Data rows:

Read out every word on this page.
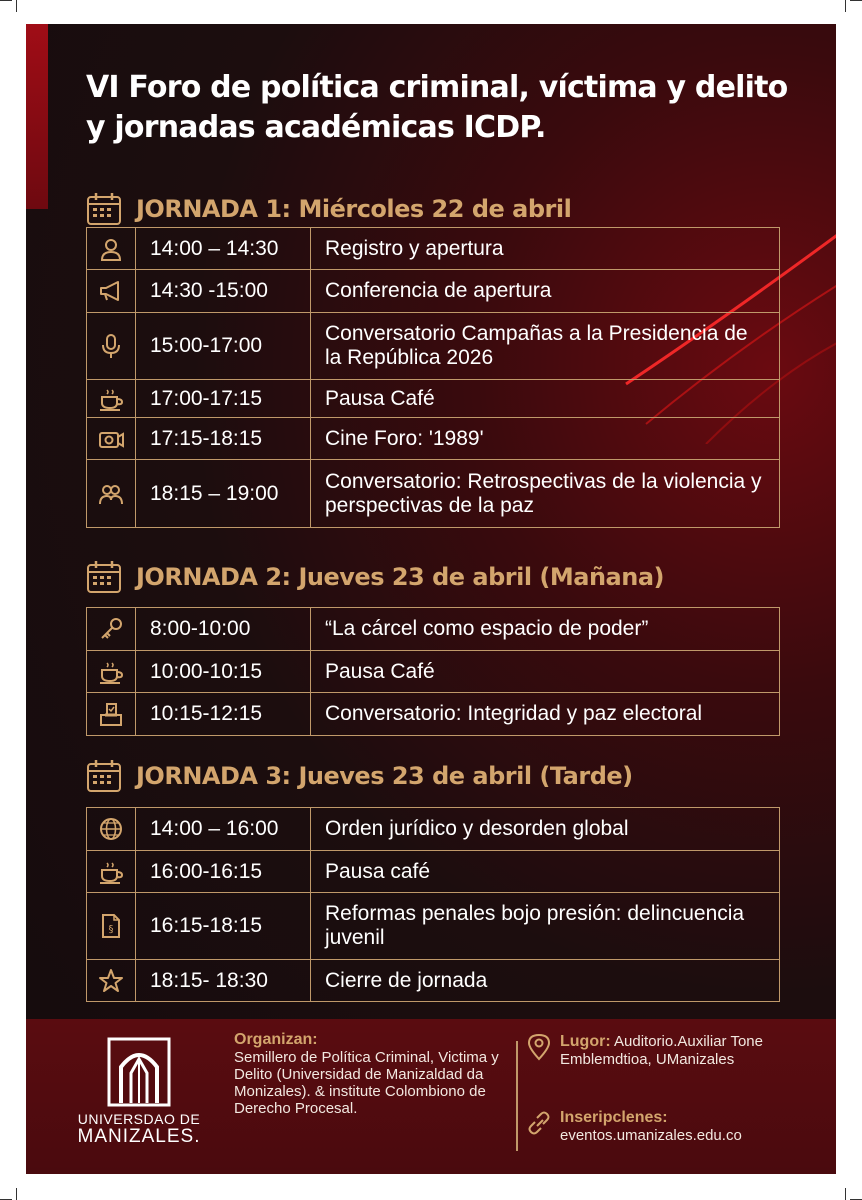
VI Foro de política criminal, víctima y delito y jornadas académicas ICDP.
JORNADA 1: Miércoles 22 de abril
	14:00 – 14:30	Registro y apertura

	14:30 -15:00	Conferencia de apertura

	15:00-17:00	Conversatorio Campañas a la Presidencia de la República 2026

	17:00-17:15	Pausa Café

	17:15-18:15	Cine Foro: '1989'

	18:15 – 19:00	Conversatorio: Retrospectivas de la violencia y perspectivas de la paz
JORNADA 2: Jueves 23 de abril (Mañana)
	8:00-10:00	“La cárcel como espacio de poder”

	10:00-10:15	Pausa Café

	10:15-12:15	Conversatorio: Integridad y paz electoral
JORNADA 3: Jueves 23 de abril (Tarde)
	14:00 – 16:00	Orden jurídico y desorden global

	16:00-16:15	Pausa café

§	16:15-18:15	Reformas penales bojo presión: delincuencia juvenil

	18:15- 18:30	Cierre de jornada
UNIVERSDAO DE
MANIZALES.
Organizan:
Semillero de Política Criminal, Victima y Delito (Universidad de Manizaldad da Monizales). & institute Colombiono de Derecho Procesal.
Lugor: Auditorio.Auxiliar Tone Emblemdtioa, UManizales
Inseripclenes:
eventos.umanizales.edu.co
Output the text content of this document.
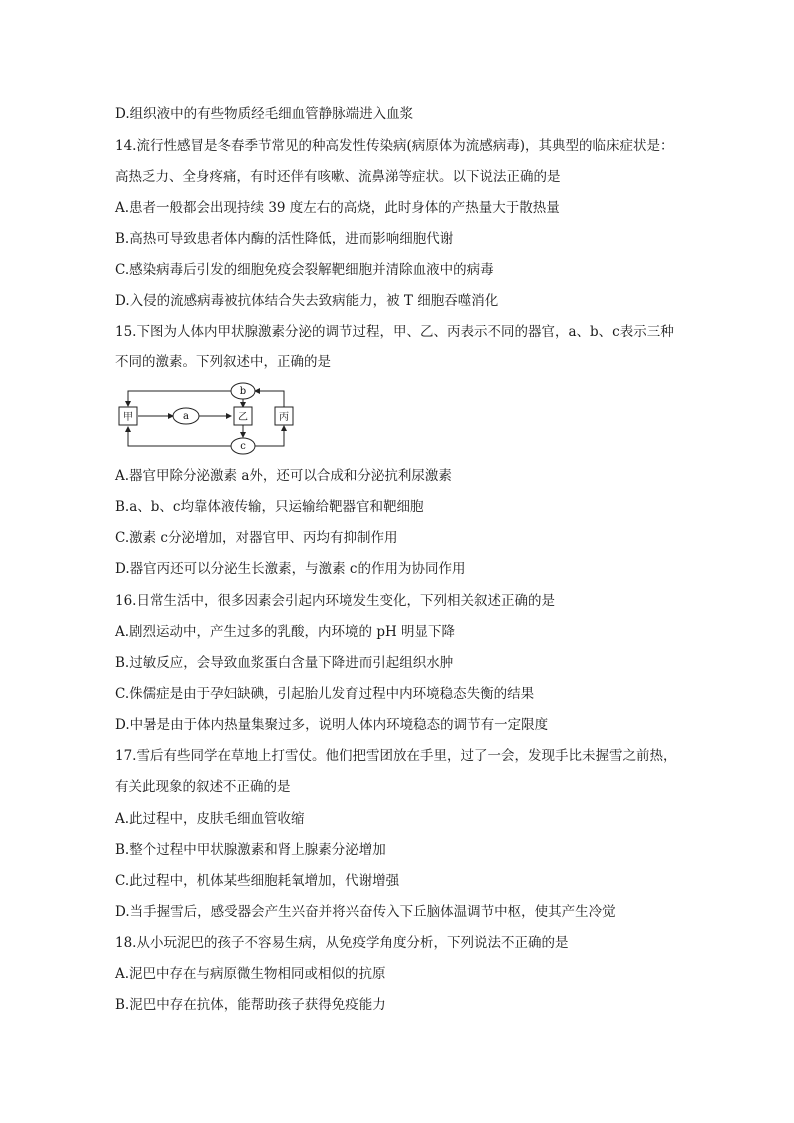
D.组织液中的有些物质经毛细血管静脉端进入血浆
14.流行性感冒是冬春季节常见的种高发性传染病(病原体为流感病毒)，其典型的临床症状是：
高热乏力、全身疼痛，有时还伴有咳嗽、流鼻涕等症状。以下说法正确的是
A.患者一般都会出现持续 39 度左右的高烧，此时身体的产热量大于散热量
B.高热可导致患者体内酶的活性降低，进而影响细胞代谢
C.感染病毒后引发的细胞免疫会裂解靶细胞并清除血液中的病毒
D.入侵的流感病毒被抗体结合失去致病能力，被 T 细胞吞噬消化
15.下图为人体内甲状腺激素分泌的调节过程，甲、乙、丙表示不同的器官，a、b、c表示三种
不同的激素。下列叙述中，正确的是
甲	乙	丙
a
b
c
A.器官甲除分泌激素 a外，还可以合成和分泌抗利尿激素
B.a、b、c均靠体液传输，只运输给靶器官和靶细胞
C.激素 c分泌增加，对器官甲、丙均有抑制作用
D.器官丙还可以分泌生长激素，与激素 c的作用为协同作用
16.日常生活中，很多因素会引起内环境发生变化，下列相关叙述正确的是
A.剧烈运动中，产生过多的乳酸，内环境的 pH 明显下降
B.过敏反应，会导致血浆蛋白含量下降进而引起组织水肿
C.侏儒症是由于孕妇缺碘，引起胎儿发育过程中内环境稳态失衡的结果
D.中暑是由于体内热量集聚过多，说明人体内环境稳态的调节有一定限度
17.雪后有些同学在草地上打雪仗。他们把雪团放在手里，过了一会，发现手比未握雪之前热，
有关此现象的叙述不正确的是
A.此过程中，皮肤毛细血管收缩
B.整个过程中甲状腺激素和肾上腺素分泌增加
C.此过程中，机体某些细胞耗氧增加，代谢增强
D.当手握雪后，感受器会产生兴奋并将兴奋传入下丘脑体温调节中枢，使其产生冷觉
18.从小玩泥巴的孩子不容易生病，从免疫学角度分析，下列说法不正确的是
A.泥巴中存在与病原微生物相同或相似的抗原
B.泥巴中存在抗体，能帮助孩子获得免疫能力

Your objective: Reproduce every line of the material precisely, omitting its pictures.

Output below:
Read out every word on this page.
VI Foro de política criminal, víctima y delito y jornadas académicas ICDP.
JORNADA 1: Miércoles 22 de abril
	14:00 – 14:30	Registro y apertura

	14:30 -15:00	Conferencia de apertura

	15:00-17:00	Conversatorio Campañas a la Presidencia de la República 2026

	17:00-17:15	Pausa Café

	17:15-18:15	Cine Foro: '1989'

	18:15 – 19:00	Conversatorio: Retrospectivas de la violencia y perspectivas de la paz
JORNADA 2: Jueves 23 de abril (Mañana)
	8:00-10:00	“La cárcel como espacio de poder”

	10:00-10:15	Pausa Café

	10:15-12:15	Conversatorio: Integridad y paz electoral
JORNADA 3: Jueves 23 de abril (Tarde)
	14:00 – 16:00	Orden jurídico y desorden global

	16:00-16:15	Pausa café

§	16:15-18:15	Reformas penales bojo presión: delincuencia juvenil

	18:15- 18:30	Cierre de jornada
UNIVERSDAO DE
MANIZALES.
Organizan:
Semillero de Política Criminal, Victima y Delito (Universidad de Manizaldad da Monizales). & institute Colombiono de Derecho Procesal.
Lugor: Auditorio.Auxiliar Tone Emblemdtioa, UManizales
Inseripclenes:
eventos.umanizales.edu.co
Output the text content of this document.
D.组织液中的有些物质经毛细血管静脉端进入血浆
14.流行性感冒是冬春季节常见的种高发性传染病(病原体为流感病毒)，其典型的临床症状是：
高热乏力、全身疼痛，有时还伴有咳嗽、流鼻涕等症状。以下说法正确的是
A.患者一般都会出现持续 39 度左右的高烧，此时身体的产热量大于散热量
B.高热可导致患者体内酶的活性降低，进而影响细胞代谢
C.感染病毒后引发的细胞免疫会裂解靶细胞并清除血液中的病毒
D.入侵的流感病毒被抗体结合失去致病能力，被 T 细胞吞噬消化
15.下图为人体内甲状腺激素分泌的调节过程，甲、乙、丙表示不同的器官，a、b、c表示三种
不同的激素。下列叙述中，正确的是
甲	乙	丙
a
b
c
A.器官甲除分泌激素 a外，还可以合成和分泌抗利尿激素
B.a、b、c均靠体液传输，只运输给靶器官和靶细胞
C.激素 c分泌增加，对器官甲、丙均有抑制作用
D.器官丙还可以分泌生长激素，与激素 c的作用为协同作用
16.日常生活中，很多因素会引起内环境发生变化，下列相关叙述正确的是
A.剧烈运动中，产生过多的乳酸，内环境的 pH 明显下降
B.过敏反应，会导致血浆蛋白含量下降进而引起组织水肿
C.侏儒症是由于孕妇缺碘，引起胎儿发育过程中内环境稳态失衡的结果
D.中暑是由于体内热量集聚过多，说明人体内环境稳态的调节有一定限度
17.雪后有些同学在草地上打雪仗。他们把雪团放在手里，过了一会，发现手比未握雪之前热，
有关此现象的叙述不正确的是
A.此过程中，皮肤毛细血管收缩
B.整个过程中甲状腺激素和肾上腺素分泌增加
C.此过程中，机体某些细胞耗氧增加，代谢增强
D.当手握雪后，感受器会产生兴奋并将兴奋传入下丘脑体温调节中枢，使其产生冷觉
18.从小玩泥巴的孩子不容易生病，从免疫学角度分析，下列说法不正确的是
A.泥巴中存在与病原微生物相同或相似的抗原
B.泥巴中存在抗体，能帮助孩子获得免疫能力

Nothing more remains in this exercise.